Records for the exercise:
-=-=-
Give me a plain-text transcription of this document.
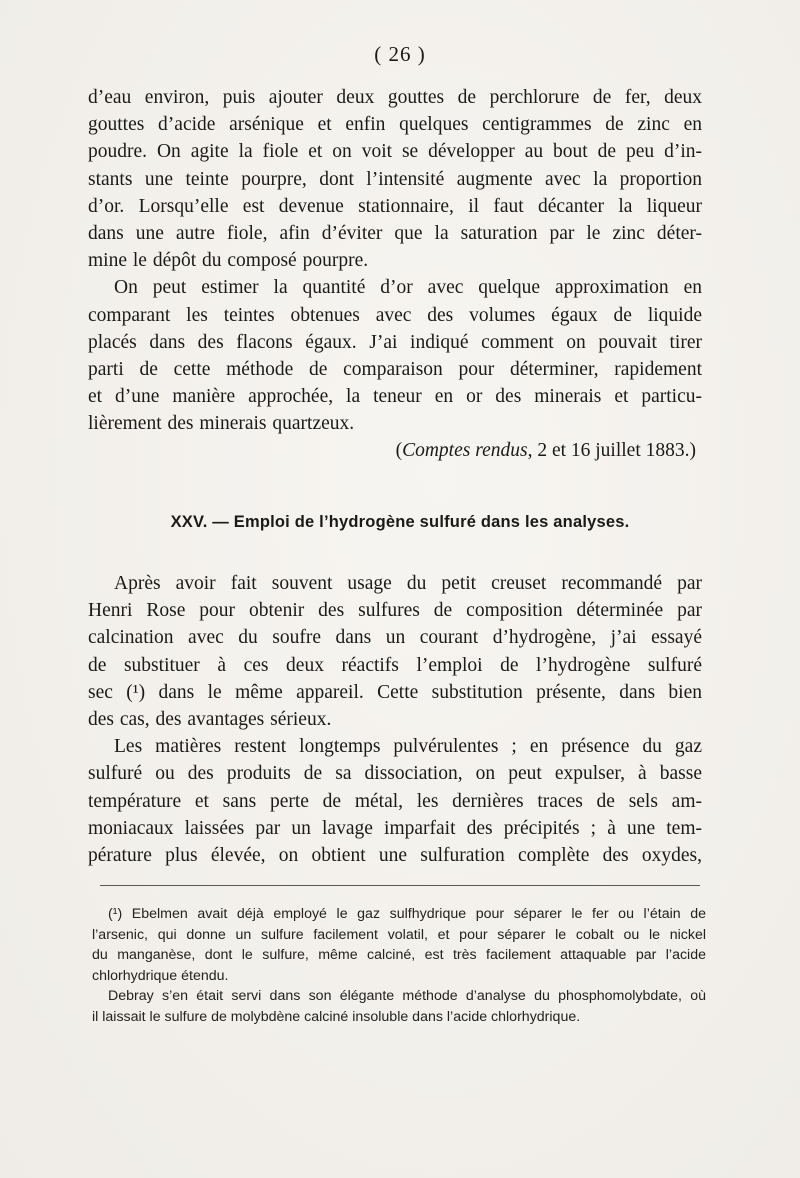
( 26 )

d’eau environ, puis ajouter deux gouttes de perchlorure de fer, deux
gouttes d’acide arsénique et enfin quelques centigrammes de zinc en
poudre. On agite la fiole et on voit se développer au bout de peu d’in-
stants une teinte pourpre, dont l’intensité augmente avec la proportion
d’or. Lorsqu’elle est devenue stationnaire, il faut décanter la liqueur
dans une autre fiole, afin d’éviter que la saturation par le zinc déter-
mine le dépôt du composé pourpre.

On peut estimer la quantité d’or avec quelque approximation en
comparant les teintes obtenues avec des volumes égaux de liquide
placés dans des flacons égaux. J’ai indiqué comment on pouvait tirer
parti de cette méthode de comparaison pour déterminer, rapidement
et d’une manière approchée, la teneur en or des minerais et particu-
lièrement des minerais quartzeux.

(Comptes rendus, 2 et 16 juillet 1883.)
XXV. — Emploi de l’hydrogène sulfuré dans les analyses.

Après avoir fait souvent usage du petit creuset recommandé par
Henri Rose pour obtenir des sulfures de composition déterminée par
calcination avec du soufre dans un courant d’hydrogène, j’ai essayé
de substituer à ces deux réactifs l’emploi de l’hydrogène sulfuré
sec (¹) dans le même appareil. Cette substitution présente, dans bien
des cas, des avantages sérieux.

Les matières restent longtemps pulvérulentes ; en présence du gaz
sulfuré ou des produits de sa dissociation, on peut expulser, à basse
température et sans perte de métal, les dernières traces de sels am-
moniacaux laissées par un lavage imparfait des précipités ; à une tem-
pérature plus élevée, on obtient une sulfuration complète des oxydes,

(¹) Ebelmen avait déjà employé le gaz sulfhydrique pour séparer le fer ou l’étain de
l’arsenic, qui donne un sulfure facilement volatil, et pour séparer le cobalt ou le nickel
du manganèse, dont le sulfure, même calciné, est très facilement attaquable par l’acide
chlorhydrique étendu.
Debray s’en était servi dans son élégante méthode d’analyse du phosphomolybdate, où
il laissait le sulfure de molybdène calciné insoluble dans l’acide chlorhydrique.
-=-=-
Exercise aim: Transcribe each entry precisely as given, leaving the pictures out.

Result for this task:
Give me a plain-text transcription of this document.
( 26 )

d’eau environ, puis ajouter deux gouttes de perchlorure de fer, deux
gouttes d’acide arsénique et enfin quelques centigrammes de zinc en
poudre. On agite la fiole et on voit se développer au bout de peu d’in-
stants une teinte pourpre, dont l’intensité augmente avec la proportion
d’or. Lorsqu’elle est devenue stationnaire, il faut décanter la liqueur
dans une autre fiole, afin d’éviter que la saturation par le zinc déter-
mine le dépôt du composé pourpre.

On peut estimer la quantité d’or avec quelque approximation en
comparant les teintes obtenues avec des volumes égaux de liquide
placés dans des flacons égaux. J’ai indiqué comment on pouvait tirer
parti de cette méthode de comparaison pour déterminer, rapidement
et d’une manière approchée, la teneur en or des minerais et particu-
lièrement des minerais quartzeux.

(Comptes rendus, 2 et 16 juillet 1883.)
XXV. — Emploi de l’hydrogène sulfuré dans les analyses.

Après avoir fait souvent usage du petit creuset recommandé par
Henri Rose pour obtenir des sulfures de composition déterminée par
calcination avec du soufre dans un courant d’hydrogène, j’ai essayé
de substituer à ces deux réactifs l’emploi de l’hydrogène sulfuré
sec (¹) dans le même appareil. Cette substitution présente, dans bien
des cas, des avantages sérieux.

Les matières restent longtemps pulvérulentes ; en présence du gaz
sulfuré ou des produits de sa dissociation, on peut expulser, à basse
température et sans perte de métal, les dernières traces de sels am-
moniacaux laissées par un lavage imparfait des précipités ; à une tem-
pérature plus élevée, on obtient une sulfuration complète des oxydes,

(¹) Ebelmen avait déjà employé le gaz sulfhydrique pour séparer le fer ou l’étain de
l’arsenic, qui donne un sulfure facilement volatil, et pour séparer le cobalt ou le nickel
du manganèse, dont le sulfure, même calciné, est très facilement attaquable par l’acide
chlorhydrique étendu.
Debray s’en était servi dans son élégante méthode d’analyse du phosphomolybdate, où
il laissait le sulfure de molybdène calciné insoluble dans l’acide chlorhydrique.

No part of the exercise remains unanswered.